(Figure contents as structured data)
· · ·
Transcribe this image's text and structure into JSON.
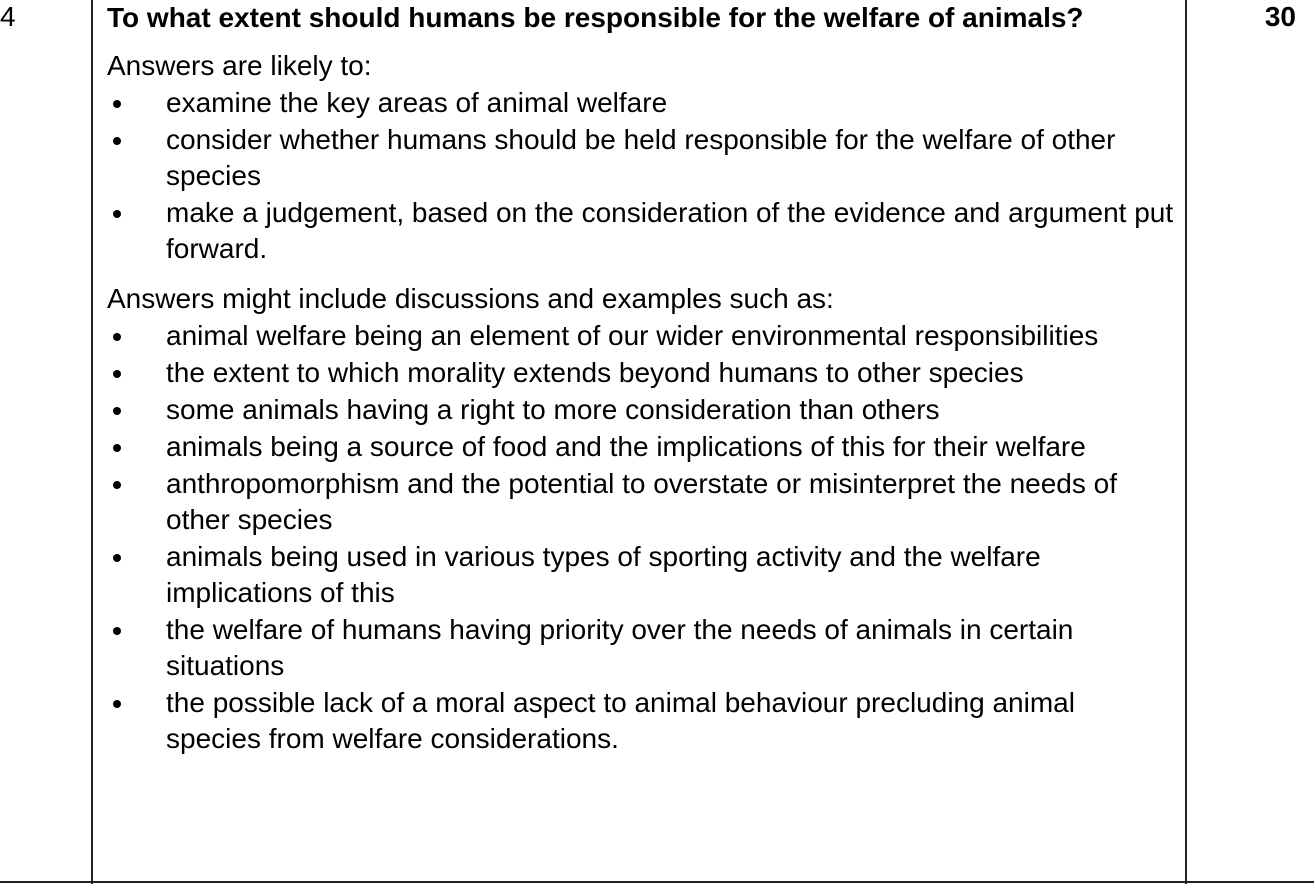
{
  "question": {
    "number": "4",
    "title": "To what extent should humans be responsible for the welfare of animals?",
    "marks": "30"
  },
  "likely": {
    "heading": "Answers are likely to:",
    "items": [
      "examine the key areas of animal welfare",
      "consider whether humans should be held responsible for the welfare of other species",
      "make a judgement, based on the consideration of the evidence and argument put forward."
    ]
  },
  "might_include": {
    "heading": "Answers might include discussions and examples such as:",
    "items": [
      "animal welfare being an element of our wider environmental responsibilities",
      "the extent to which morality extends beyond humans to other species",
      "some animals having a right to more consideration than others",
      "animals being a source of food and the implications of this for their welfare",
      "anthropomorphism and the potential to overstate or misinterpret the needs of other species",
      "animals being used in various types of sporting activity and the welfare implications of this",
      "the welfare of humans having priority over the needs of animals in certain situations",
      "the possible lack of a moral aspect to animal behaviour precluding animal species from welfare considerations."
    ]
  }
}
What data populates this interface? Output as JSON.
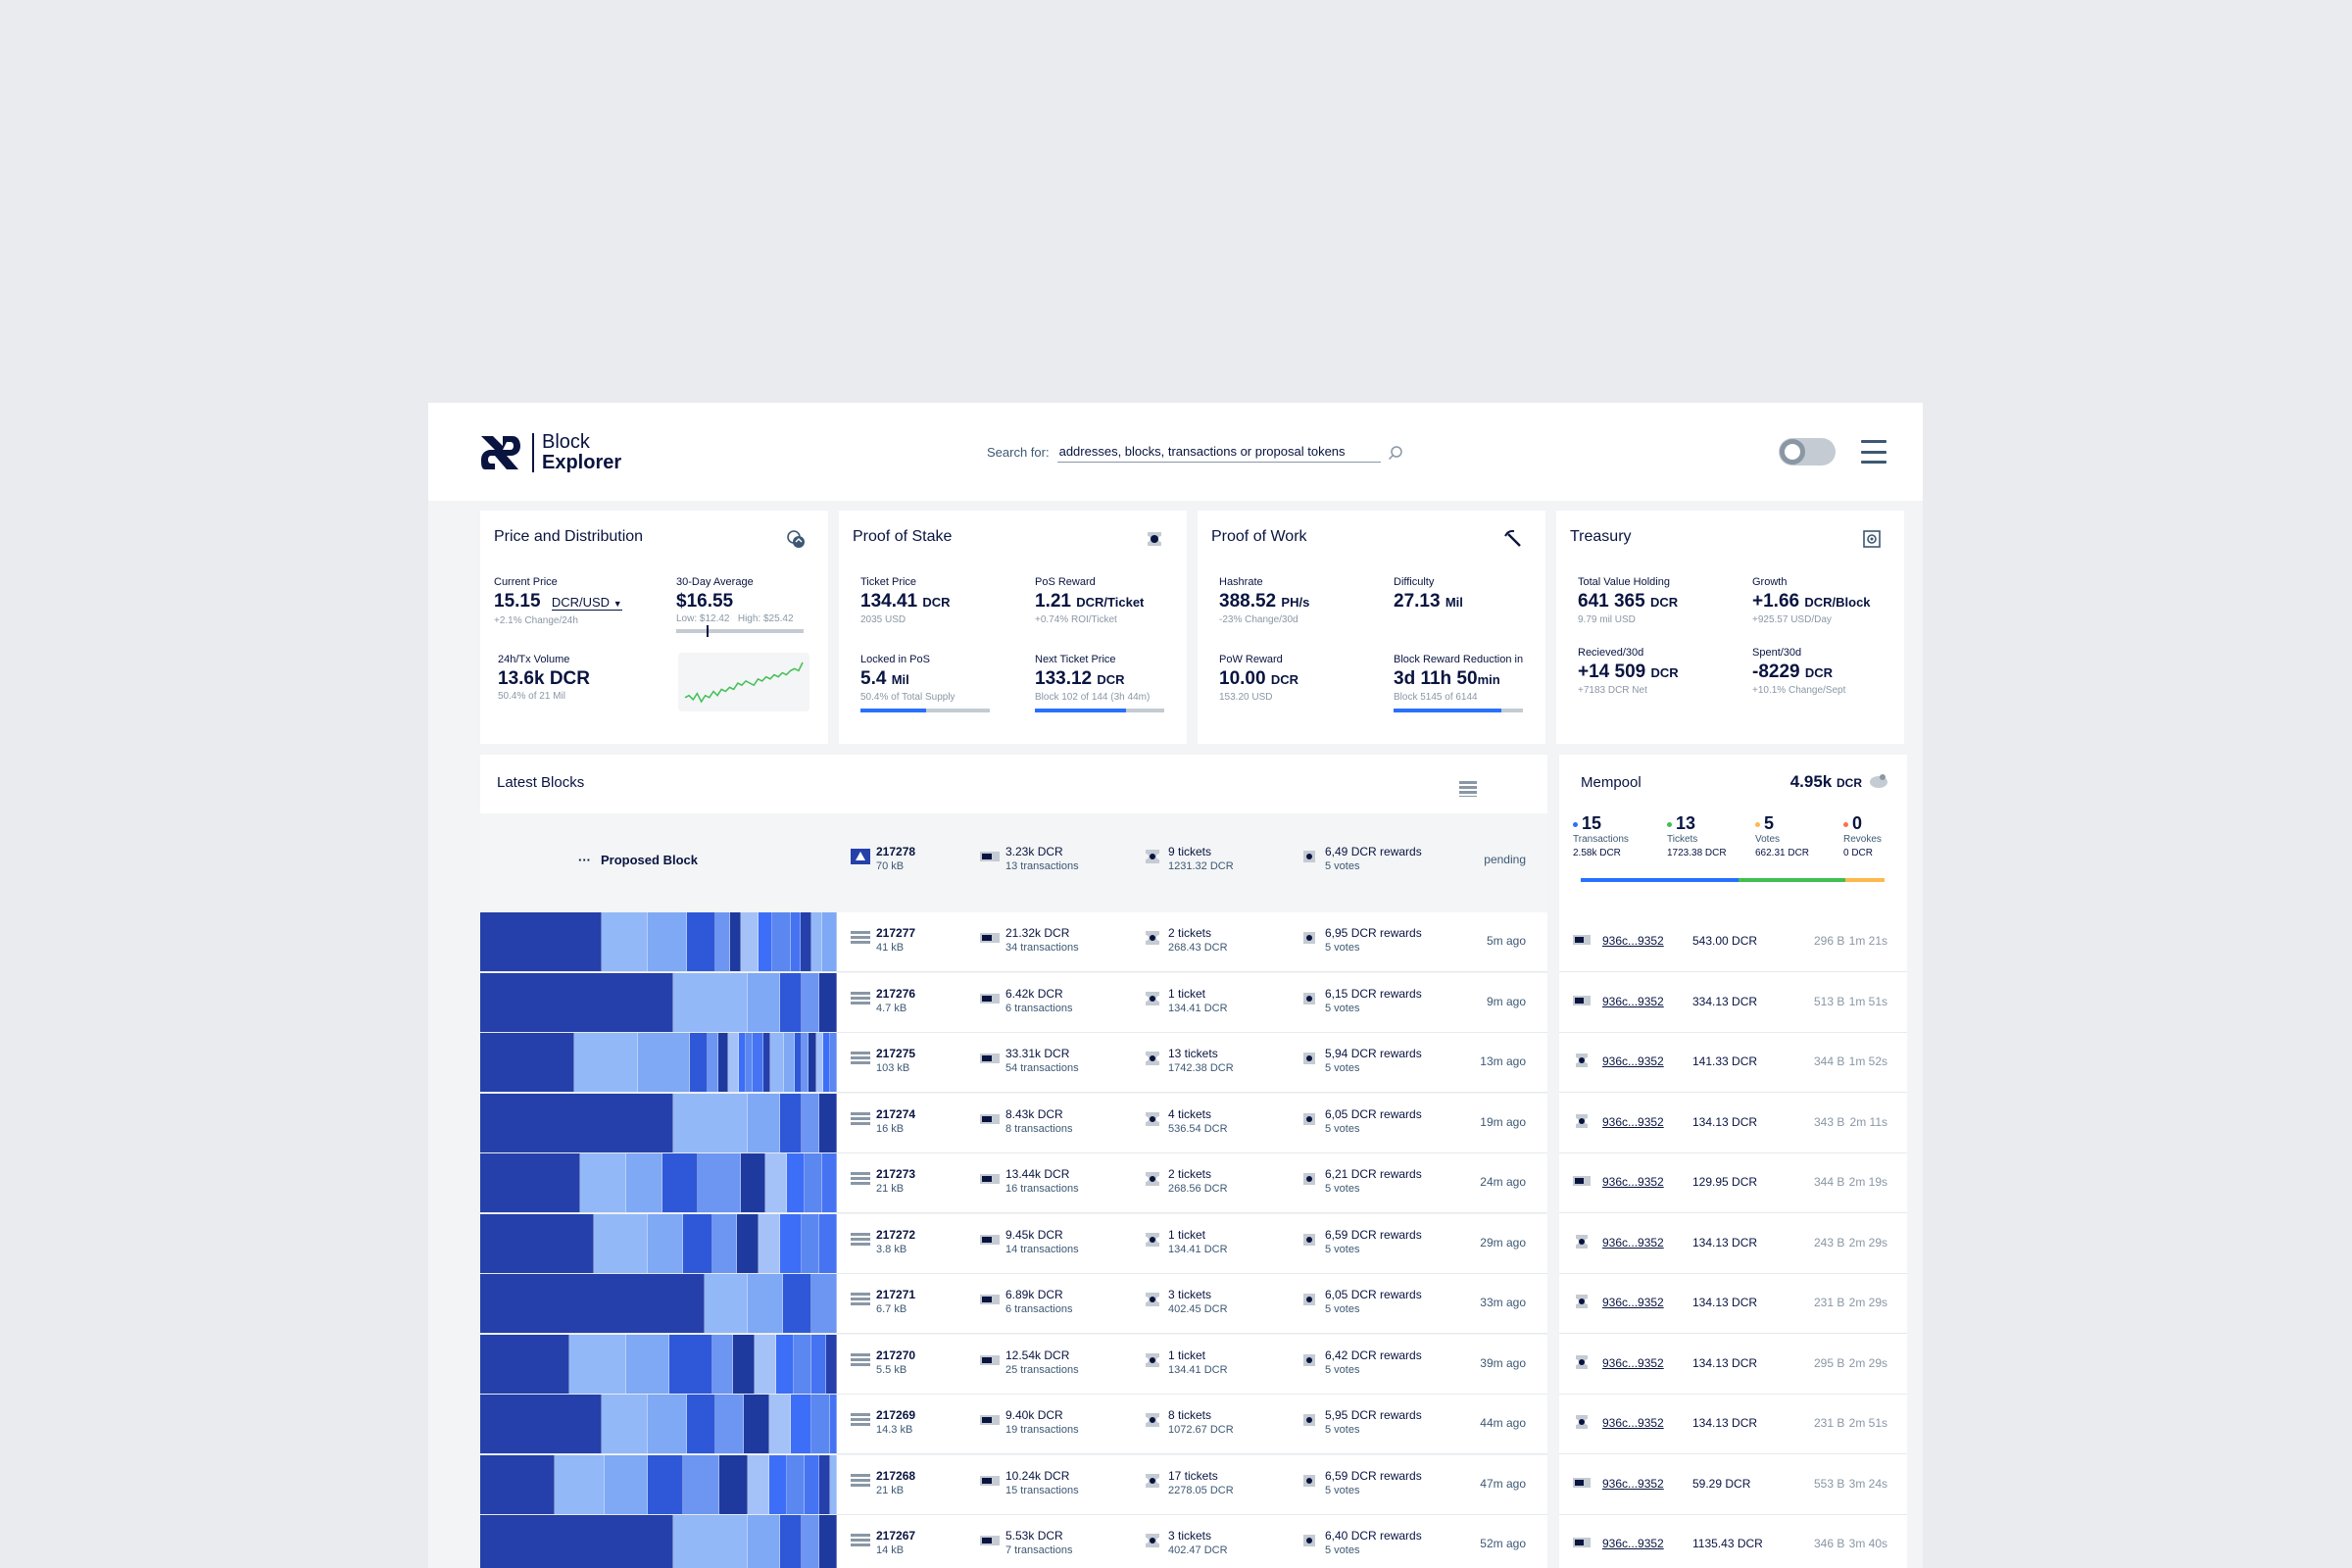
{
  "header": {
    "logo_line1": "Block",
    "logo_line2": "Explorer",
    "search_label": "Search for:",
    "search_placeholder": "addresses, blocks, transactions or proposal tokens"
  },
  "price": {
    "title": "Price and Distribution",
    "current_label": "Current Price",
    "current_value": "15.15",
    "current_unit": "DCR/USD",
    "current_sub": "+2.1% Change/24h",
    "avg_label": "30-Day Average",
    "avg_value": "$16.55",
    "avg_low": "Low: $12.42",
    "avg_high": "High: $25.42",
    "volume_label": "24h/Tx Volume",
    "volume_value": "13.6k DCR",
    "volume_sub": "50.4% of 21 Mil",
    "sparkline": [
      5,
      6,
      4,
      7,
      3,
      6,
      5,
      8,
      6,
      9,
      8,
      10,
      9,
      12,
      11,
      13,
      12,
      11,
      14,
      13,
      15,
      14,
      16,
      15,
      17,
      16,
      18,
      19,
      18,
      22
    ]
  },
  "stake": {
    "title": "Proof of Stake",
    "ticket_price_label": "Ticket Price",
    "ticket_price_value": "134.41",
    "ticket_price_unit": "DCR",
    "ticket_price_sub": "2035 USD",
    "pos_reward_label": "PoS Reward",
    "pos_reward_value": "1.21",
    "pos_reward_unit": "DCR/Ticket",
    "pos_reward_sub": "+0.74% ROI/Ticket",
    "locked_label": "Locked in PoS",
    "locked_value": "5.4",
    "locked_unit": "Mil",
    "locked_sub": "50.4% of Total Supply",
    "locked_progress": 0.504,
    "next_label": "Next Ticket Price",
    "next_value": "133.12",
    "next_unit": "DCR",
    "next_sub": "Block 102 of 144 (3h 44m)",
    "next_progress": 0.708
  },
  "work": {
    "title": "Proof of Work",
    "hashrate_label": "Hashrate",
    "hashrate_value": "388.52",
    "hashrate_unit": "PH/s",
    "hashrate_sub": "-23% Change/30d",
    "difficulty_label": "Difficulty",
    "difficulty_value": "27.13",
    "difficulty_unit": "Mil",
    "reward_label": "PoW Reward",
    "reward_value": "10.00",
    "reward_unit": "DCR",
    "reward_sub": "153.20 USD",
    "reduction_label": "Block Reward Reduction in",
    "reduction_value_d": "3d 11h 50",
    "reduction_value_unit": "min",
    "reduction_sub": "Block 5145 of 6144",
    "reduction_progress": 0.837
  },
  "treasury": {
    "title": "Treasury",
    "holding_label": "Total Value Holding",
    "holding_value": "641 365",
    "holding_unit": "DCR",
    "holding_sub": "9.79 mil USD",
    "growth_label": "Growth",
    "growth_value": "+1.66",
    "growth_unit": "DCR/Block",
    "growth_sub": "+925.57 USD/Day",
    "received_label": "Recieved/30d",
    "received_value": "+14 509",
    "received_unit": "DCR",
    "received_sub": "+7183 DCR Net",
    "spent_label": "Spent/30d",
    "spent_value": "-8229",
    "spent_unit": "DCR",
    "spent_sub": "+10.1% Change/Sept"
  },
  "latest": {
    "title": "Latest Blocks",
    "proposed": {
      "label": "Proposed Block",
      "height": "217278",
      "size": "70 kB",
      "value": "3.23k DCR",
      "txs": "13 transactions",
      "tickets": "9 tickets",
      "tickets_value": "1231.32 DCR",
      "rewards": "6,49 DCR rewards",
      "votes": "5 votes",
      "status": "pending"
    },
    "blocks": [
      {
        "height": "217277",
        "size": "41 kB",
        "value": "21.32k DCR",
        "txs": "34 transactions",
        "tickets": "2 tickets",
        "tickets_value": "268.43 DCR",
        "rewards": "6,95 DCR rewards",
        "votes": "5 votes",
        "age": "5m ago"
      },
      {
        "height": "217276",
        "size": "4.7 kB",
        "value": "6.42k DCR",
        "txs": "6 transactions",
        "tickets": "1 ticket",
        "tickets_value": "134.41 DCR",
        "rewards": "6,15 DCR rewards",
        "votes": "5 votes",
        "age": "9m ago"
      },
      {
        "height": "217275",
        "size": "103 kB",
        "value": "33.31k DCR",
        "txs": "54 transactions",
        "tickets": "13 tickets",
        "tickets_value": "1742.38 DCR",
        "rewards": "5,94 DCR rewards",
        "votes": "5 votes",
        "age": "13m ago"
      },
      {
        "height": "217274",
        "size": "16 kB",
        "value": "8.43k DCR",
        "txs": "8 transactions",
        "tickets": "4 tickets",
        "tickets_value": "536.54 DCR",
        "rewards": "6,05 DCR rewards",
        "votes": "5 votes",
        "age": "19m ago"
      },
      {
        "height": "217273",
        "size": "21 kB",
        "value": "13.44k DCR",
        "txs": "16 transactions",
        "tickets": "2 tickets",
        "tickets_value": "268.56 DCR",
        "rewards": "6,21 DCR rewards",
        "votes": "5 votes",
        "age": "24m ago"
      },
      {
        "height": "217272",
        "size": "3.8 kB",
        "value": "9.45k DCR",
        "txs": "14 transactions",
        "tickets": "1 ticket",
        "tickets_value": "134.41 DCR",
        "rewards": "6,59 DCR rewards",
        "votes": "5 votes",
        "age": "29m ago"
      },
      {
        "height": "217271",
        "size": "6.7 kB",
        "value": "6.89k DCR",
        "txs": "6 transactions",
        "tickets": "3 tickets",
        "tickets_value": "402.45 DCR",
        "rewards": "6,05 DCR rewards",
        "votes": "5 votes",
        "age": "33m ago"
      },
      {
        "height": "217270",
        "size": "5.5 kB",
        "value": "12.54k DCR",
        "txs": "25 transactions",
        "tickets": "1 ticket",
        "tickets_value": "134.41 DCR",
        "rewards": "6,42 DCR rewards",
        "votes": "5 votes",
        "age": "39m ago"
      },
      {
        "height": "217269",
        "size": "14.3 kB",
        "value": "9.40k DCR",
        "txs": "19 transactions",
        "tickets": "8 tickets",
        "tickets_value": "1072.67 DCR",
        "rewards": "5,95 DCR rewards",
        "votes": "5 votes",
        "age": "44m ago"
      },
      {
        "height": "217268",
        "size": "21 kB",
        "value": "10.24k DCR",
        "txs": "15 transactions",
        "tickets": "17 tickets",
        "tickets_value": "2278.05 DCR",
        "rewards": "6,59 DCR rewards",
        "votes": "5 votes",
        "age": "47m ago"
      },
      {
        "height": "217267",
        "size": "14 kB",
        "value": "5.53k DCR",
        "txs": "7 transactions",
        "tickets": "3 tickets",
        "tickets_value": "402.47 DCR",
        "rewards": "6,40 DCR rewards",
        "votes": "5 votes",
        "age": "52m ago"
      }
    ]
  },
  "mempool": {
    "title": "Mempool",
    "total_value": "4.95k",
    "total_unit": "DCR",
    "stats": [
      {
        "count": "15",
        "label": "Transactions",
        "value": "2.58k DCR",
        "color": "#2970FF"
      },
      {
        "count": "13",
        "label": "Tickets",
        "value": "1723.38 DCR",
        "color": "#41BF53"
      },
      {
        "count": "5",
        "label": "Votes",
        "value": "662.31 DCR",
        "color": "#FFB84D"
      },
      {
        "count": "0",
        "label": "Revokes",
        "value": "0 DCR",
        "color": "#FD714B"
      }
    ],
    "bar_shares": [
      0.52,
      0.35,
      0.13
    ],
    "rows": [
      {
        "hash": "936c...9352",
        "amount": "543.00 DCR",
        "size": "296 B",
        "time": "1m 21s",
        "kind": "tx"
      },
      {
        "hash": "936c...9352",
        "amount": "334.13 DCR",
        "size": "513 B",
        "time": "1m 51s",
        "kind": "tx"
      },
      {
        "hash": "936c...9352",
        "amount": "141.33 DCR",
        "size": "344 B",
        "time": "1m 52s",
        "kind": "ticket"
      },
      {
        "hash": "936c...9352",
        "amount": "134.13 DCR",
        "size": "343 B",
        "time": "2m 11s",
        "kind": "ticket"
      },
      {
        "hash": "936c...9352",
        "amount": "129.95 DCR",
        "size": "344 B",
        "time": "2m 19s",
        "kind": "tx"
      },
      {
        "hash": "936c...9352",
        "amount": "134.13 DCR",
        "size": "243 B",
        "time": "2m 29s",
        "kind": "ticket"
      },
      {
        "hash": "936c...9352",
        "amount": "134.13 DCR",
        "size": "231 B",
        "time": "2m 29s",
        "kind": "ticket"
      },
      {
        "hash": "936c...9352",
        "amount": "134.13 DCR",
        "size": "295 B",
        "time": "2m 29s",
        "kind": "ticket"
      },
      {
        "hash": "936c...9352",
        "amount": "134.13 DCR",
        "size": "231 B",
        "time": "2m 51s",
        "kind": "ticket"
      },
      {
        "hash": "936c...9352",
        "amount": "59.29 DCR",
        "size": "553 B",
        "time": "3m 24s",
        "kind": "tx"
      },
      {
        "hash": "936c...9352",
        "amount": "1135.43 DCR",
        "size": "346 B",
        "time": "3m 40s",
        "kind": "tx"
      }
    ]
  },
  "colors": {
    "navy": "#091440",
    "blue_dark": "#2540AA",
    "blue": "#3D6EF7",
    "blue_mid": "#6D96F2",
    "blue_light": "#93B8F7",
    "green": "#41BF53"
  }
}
· · ·
> [Do this] Copy each line containing the word "rewards" from the data.

> [Answer below]
      "rewards": "6,49 DCR rewards",
        "rewards": "6,95 DCR rewards",
        "rewards": "6,15 DCR rewards",
        "rewards": "5,94 DCR rewards",
        "rewards": "6,05 DCR rewards",
        "rewards": "6,21 DCR rewards",
        "rewards": "6,59 DCR rewards",
        "rewards": "6,05 DCR rewards",
        "rewards": "6,42 DCR rewards",
        "rewards": "5,95 DCR rewards",
        "rewards": "6,59 DCR rewards",
        "rewards": "6,40 DCR rewards",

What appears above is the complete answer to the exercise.